Find each line with the word "document" and copy it.

++++++++++

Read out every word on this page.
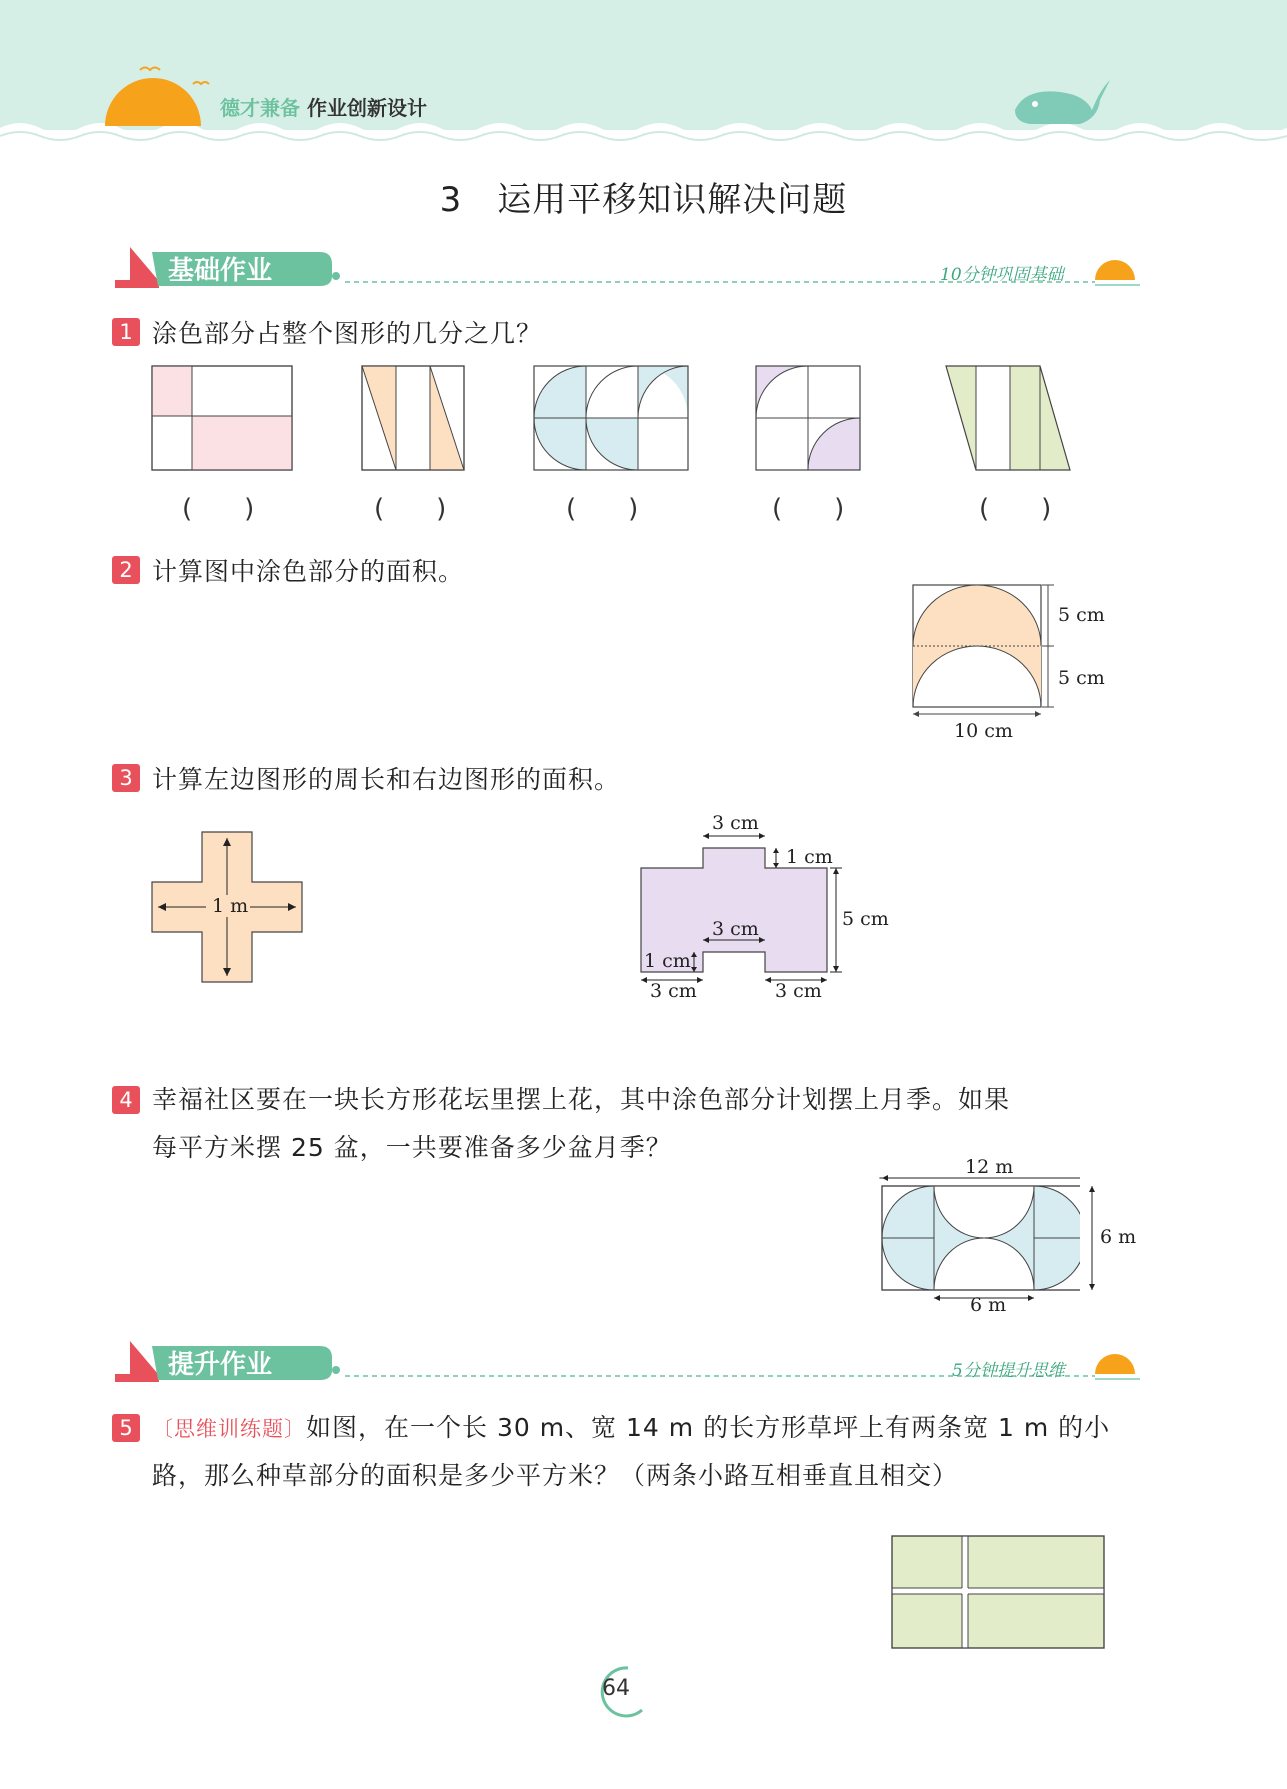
德才兼备 作业创新设计
3　运用平移知识解决问题
基础作业	10分钟巩固基础
1 涂色部分占整个图形的几分之几？
(　　)	(　　)	(　　)	(　　)	(　　)
2 计算图中涂色部分的面积。
5 cm
5 cm
10 cm
3 计算左边图形的周长和右边图形的面积。
1 m
3 cm
1 cm
5 cm
3 cm
1 cm
3 cm	3 cm
4 幸福社区要在一块长方形花坛里摆上花，其中涂色部分计划摆上月季。如果
每平方米摆 25 盆，一共要准备多少盆月季？
12 m
6 m
6 m
提升作业	5分钟提升思维
5 〔思维训练题〕如图，在一个长 30 m、宽 14 m 的长方形草坪上有两条宽 1 m 的小
路，那么种草部分的面积是多少平方米？（两条小路互相垂直且相交）
64
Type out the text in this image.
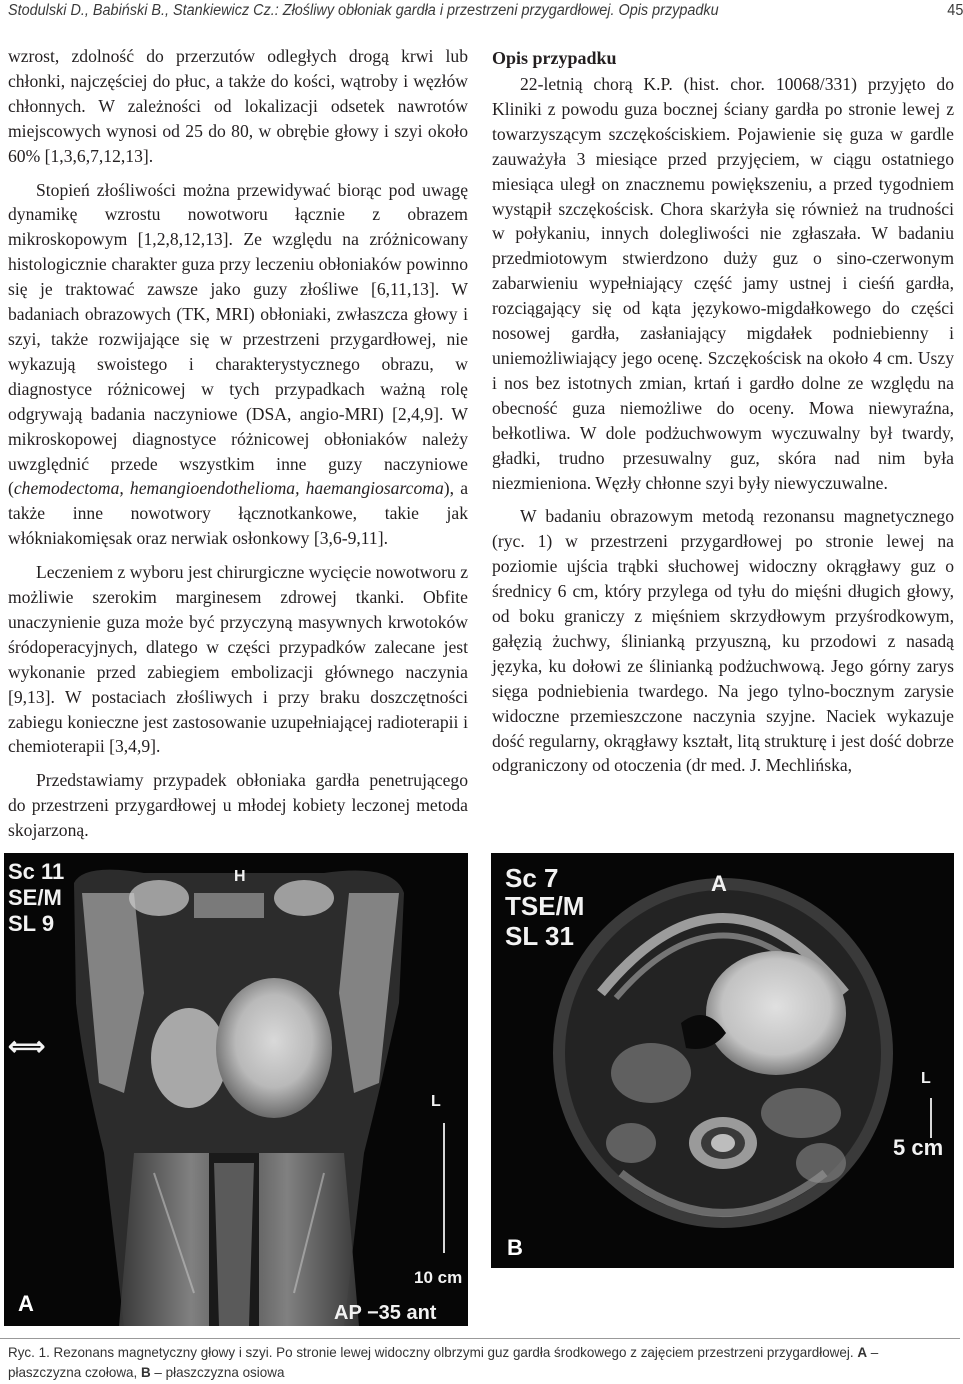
Stodulski D., Babiński B., Stankiewicz Cz.: Złośliwy obłoniak gardła i przestrzeni przygardłowej. Opis przypadku	45

wzrost, zdolność do przerzutów odległych drogą krwi lub chłonki, najczęściej do płuc, a także do kości, wątroby i węzłów chłonnych. W zależności od lokalizacji odsetek nawrotów miejscowych wynosi od 25 do 80, w obrębie głowy i szyi około 60% [1,3,6,7,12,13].

Stopień złośliwości można przewidywać biorąc pod uwagę dynamikę wzrostu nowotworu łącznie z obrazem mikroskopowym [1,2,8,12,13]. Ze względu na zróżnicowany histologicznie charakter guza przy leczeniu obłoniaków powinno się je traktować zawsze jako guzy złośliwe [6,11,13]. W badaniach obrazowych (TK, MRI) obłoniaki, zwłaszcza głowy i szyi, także rozwijające się w przestrzeni przygardłowej, nie wykazują swoistego i charakterystycznego obrazu, w diagnostyce różnicowej w tych przypadkach ważną rolę odgrywają badania naczyniowe (DSA, angio-MRI) [2,4,9]. W mikroskopowej diagnostyce różnicowej obłoniaków należy uwzględnić przede wszystkim inne guzy naczyniowe (chemodectoma, hemangioendothelioma, haemangiosarcoma), a także inne nowotwory łącznotkankowe, takie jak włókniakomięsak oraz nerwiak osłonkowy [3,6-9,11].

Leczeniem z wyboru jest chirurgiczne wycięcie nowotworu z możliwie szerokim marginesem zdrowej tkanki. Obfite unaczynienie guza może być przyczyną masywnych krwotoków śródoperacyjnych, dlatego w części przypadków zalecane jest wykonanie przed zabiegiem embolizacji głównego naczynia [9,13]. W postaciach złośliwych i przy braku doszczętności zabiegu konieczne jest zastosowanie uzupełniającej radioterapii i chemioterapii [3,4,9].

Przedstawiamy przypadek obłoniaka gardła penetrującego do przestrzeni przygardłowej u młodej kobiety leczonej metoda skojarzoną.

Opis przypadku

22-letnią chorą K.P. (hist. chor. 10068/331) przyjęto do Kliniki z powodu guza bocznej ściany gardła po stronie lewej z towarzyszącym szczękościskiem. Pojawienie się guza w gardle zauważyła 3 miesiące przed przyjęciem, w ciągu ostatniego miesiąca uległ on znacznemu powiększeniu, a przed tygodniem wystąpił szczękościsk. Chora skarżyła się również na trudności w połykaniu, innych dolegliwości nie zgłaszała. W badaniu przedmiotowym stwierdzono duży guz o sino-czerwonym zabarwieniu wypełniający część jamy ustnej i cieśń gardła, rozciągający się od kąta językowo-migdałkowego do części nosowej gardła, zasłaniający migdałek podniebienny i uniemożliwiający jego ocenę. Szczękościsk na około 4 cm. Uszy i nos bez istotnych zmian, krtań i gardło dolne ze względu na obecność guza niemożliwe do oceny. Mowa niewyraźna, bełkotliwa. W dole podżuchwowym wyczuwalny był twardy, gładki, trudno przesuwalny guz, skóra nad nim była niezmieniona. Węzły chłonne szyi były niewyczuwalne.

W badaniu obrazowym metodą rezonansu magnetycznego (ryc. 1) w przestrzeni przygardłowej po stronie lewej na poziomie ujścia trąbki słuchowej widoczny okrągławy guz o średnicy 6 cm, który przylega od tyłu do mięśni długich głowy, od boku graniczy z mięśniem skrzydłowym przyśrodkowym, gałęzią żuchwy, ślinianką przyuszną, ku przodowi z nasadą języka, ku dołowi ze ślinianką podżuchwową. Jego górny zarys sięga podniebienia twardego. Na jego tylno-bocznym zarysie widoczne przemieszczone naczynia szyjne. Naciek wykazuje dość regularny, okrągławy kształt, litą strukturę i jest dość dobrze odgraniczony od otoczenia (dr med. J. Mechlińska,

Sc 11
SE/M
SL 9
H
⟺
L
10 cm
AP −35 ant
A
Sc 7
TSE/M
SL 31
A
L
5 cm
B
Ryc. 1. Rezonans magnetyczny głowy i szyi. Po stronie lewej widoczny olbrzymi guz gardła środkowego z zajęciem przestrzeni przygardłowej. A – płaszczyzna czołowa, B – płaszczyzna osiowa
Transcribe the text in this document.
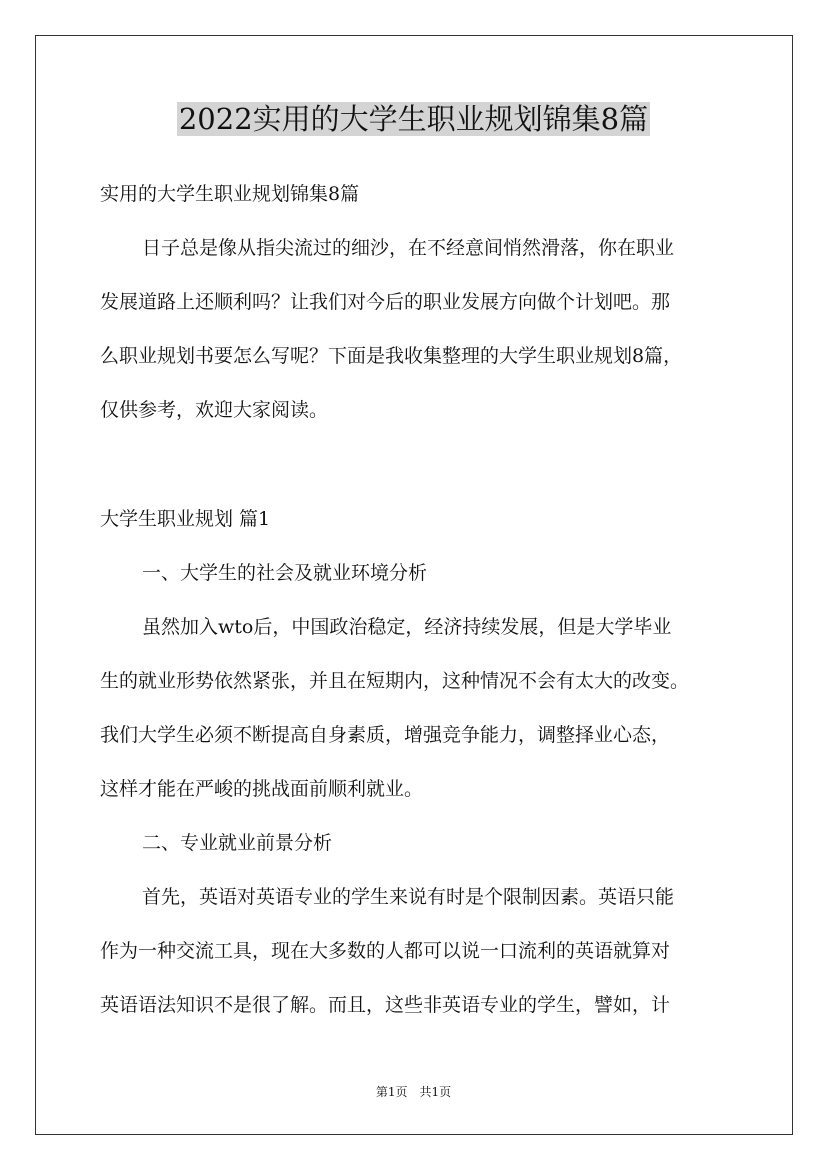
2022实用的大学生职业规划锦集8篇
实用的大学生职业规划锦集8篇
日子总是像从指尖流过的细沙，在不经意间悄然滑落，你在职业
发展道路上还顺利吗？让我们对今后的职业发展方向做个计划吧。那
么职业规划书要怎么写呢？下面是我收集整理的大学生职业规划8篇，
仅供参考，欢迎大家阅读。
大学生职业规划 篇1
一、大学生的社会及就业环境分析
虽然加入wto后，中国政治稳定，经济持续发展，但是大学毕业
生的就业形势依然紧张，并且在短期内，这种情况不会有太大的改变。
我们大学生必须不断提高自身素质，增强竞争能力，调整择业心态，
这样才能在严峻的挑战面前顺利就业。
二、专业就业前景分析
首先，英语对英语专业的学生来说有时是个限制因素。英语只能
作为一种交流工具，现在大多数的人都可以说一口流利的英语就算对
英语语法知识不是很了解。而且，这些非英语专业的学生，譬如，计
第1页　共1页
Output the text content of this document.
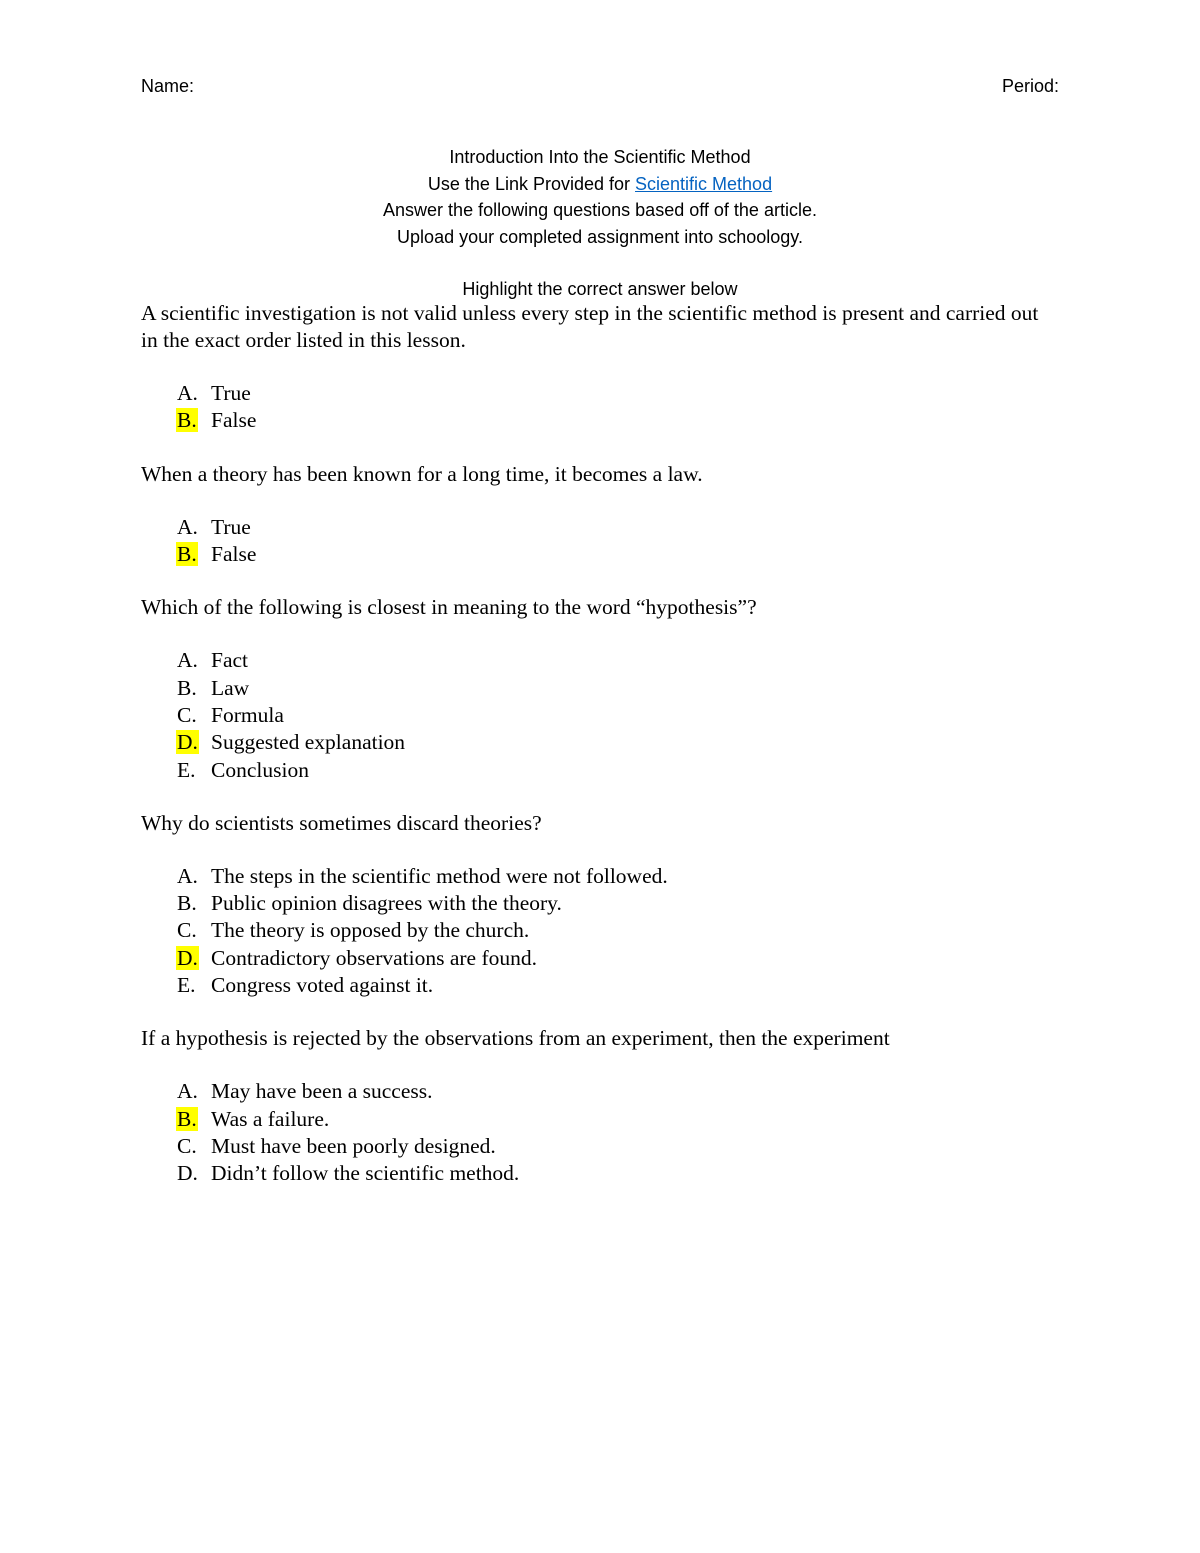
Name:	Period:
Introduction Into the Scientific Method
Use the Link Provided for Scientific Method
Answer the following questions based off of the article.
Upload your completed assignment into schoology.
Highlight the correct answer below

A scientific investigation is not valid unless every step in the scientific method is present and carried out in the exact order listed in this lesson.

A. True
B. False

When a theory has been known for a long time, it becomes a law.

A. True
B. False

Which of the following is closest in meaning to the word “hypothesis”?

A. Fact
B. Law
C. Formula
D. Suggested explanation
E. Conclusion

Why do scientists sometimes discard theories?

A. The steps in the scientific method were not followed.
B. Public opinion disagrees with the theory.
C. The theory is opposed by the church.
D. Contradictory observations are found.
E. Congress voted against it.

If a hypothesis is rejected by the observations from an experiment, then the experiment

A. May have been a success.
B. Was a failure.
C. Must have been poorly designed.
D. Didn’t follow the scientific method.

++++++++++

* Response
Transcribe the text in this document.
Output the text content of this document.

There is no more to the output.